### EXERCISE TASK
Return all lines in the material below that contain "marker".

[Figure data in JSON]

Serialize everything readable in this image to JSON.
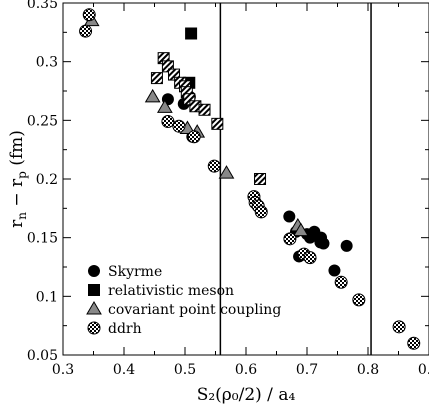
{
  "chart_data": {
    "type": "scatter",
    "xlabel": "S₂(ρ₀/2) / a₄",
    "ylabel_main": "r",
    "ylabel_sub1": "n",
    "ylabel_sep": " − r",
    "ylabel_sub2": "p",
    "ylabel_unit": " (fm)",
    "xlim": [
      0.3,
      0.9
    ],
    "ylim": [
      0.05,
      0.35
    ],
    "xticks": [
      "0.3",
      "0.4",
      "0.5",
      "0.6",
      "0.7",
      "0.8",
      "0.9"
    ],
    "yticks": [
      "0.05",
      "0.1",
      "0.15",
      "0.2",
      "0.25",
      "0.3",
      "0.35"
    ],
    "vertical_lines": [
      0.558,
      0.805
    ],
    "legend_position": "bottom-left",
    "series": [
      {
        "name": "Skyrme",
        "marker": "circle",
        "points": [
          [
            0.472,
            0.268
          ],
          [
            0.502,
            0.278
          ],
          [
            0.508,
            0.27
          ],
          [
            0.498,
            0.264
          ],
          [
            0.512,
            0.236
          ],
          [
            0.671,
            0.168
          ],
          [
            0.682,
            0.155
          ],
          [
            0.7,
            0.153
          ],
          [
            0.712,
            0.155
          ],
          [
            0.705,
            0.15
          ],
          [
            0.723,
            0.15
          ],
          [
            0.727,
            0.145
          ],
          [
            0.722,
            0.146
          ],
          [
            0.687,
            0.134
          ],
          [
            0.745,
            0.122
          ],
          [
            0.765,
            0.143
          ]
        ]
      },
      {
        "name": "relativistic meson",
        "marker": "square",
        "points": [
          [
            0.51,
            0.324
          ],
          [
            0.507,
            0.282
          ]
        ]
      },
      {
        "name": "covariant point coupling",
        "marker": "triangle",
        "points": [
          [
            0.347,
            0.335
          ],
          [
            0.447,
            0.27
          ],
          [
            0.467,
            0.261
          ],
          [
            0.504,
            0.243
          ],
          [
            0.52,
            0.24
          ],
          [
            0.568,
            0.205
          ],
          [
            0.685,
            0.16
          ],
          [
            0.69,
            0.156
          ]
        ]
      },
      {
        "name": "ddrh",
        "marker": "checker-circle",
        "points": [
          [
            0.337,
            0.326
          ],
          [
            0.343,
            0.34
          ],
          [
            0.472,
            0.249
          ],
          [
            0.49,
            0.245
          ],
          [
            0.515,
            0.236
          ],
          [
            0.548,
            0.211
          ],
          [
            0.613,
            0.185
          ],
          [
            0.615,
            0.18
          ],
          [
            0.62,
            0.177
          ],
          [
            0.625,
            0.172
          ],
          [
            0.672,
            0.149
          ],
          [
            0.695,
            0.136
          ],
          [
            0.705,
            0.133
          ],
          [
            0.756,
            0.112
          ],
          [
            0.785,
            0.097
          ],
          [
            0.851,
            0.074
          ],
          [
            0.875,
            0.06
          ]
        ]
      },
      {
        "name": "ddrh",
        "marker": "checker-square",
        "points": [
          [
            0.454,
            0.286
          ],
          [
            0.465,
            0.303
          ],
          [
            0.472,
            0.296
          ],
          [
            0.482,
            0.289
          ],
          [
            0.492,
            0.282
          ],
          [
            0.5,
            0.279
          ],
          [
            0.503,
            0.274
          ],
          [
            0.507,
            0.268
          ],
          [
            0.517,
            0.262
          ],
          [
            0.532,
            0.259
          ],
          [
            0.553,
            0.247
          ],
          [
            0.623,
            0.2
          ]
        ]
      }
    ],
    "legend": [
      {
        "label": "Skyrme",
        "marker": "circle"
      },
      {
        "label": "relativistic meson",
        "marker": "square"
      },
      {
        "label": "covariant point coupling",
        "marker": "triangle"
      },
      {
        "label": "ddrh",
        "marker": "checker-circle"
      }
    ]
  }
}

==

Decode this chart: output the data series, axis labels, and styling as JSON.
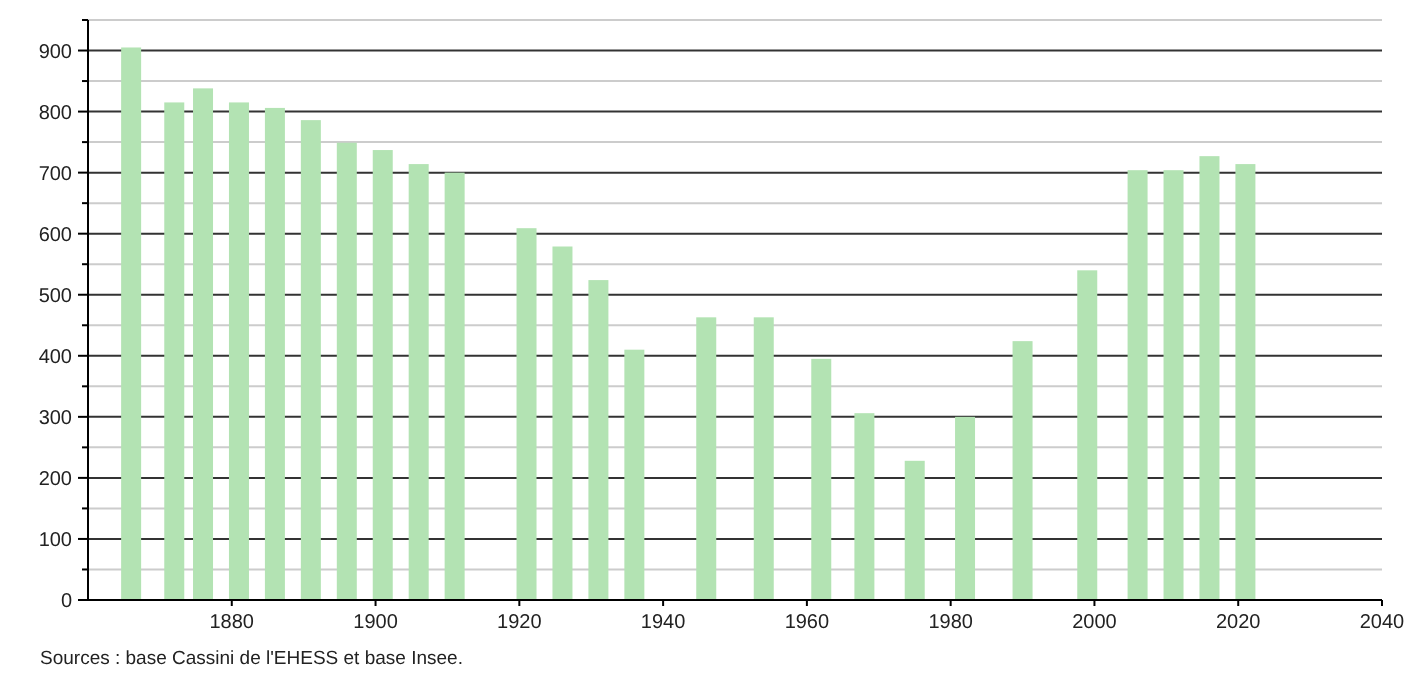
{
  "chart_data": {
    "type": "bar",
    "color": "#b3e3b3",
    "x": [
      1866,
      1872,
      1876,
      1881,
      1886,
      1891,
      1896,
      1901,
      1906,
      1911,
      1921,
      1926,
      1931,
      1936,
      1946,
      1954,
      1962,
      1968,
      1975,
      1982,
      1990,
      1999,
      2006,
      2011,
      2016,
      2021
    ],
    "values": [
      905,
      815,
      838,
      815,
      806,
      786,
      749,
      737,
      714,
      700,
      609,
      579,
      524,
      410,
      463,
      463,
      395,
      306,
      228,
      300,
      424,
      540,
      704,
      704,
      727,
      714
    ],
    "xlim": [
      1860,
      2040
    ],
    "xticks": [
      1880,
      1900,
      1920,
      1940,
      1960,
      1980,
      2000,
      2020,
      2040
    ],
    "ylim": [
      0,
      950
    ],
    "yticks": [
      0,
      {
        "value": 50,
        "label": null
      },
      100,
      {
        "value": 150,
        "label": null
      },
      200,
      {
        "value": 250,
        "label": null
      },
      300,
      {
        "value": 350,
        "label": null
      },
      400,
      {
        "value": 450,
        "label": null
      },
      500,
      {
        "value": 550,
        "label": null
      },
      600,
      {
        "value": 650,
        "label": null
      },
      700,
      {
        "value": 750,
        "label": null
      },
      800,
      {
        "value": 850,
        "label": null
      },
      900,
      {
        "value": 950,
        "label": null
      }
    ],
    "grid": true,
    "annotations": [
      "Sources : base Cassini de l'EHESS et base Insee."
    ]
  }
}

### OUTPUT
        "marker": "circle",
        "marker": "square",
        "marker": "triangle",
        "marker": "checker-circle",
        "marker": "checker-square",
        "marker": "circle"
        "marker": "square"
        "marker": "triangle"
        "marker": "checker-circle"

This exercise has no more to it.